=== EXERCISE BRIEF ===
In the piece on business structures, switch "trajectory" to "direction" and write out the passage starting with "Choosing the Right Business" and going on through "of the business.".
Start TEXT TO READ
Choosing the Right Business Structure: S-Corps, C-Corps and LLCs 

When starting a business, one of the most important decisions entrepreneurs need to make is choosing the right legal structure. The choice between S corporations (S-corps), C corporations (C-corps), and Limited Liability Companies (LLCs) can have major implications for taxation, investments, corporate governance, and the overall trajectory of the business.  

At the New Jersey Innovation Institute, we’re committed to helping businesses in our state grow and thrive. NJII is proud to be a mentorship partner for the NJEDA’s New Jersey Innovation Fellows program. Applications for the next cohort are now open! If selected to join the program, entrepreneur fellows will have to determine the right business structure for their idea. Read on to learn more about the key characteristics, advantages, and challenges which may determine the best option for a business or startup. 

C Corporations (C-corps) 

C-corps are separate legal entities that provide limited liability protection for owners, shielding their personal assets from business debts and legal issues. Some key benefits of the C-corp structure include: 

  • Ability to have an unlimited number of shareholders, enabling significant capital raising through stock issuance.
End TEXT TO READ
Start DATASET RECORDS
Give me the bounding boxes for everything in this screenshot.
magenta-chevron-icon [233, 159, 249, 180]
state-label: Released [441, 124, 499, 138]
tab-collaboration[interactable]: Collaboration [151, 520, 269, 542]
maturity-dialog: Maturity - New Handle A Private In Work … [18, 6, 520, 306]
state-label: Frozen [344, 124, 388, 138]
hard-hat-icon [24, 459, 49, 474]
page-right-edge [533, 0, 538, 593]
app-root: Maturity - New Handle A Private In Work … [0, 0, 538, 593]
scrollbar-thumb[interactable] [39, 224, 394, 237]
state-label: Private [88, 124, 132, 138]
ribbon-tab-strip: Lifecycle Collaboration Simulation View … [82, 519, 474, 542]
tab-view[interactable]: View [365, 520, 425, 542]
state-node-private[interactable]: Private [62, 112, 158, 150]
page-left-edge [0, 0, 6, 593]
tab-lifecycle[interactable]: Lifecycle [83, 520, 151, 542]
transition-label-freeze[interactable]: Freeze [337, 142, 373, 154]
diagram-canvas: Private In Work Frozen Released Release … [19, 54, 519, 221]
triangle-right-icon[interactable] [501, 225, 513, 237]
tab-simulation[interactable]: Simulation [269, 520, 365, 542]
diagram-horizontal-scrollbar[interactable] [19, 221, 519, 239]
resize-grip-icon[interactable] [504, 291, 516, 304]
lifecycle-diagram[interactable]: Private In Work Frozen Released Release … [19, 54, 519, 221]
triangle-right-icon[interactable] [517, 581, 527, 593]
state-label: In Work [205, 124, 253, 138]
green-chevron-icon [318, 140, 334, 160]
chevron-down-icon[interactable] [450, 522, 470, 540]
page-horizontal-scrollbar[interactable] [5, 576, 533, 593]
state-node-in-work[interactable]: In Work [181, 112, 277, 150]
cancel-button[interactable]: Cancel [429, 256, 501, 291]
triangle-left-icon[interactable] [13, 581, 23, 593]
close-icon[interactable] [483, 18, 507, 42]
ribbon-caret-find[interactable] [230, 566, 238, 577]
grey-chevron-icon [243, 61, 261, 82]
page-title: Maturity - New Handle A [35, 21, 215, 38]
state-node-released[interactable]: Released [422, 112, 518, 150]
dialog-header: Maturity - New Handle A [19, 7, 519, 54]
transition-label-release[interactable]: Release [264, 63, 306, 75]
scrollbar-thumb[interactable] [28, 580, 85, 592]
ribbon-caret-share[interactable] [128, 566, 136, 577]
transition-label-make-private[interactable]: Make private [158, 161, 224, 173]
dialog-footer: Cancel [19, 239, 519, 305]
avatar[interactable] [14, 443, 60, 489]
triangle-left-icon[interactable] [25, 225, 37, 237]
End DATASET RECORDS
=== EXPECTED ANSWER ===
Choosing the Right Business Structure: S-Corps, C-Corps and LLCs 

When starting a business, one of the most important decisions entrepreneurs need to make is choosing the right legal structure. The choice between S corporations (S-corps), C corporations (C-corps), and Limited Liability Companies (LLCs) can have major implications for taxation, investments, corporate governance, and the overall direction of the business.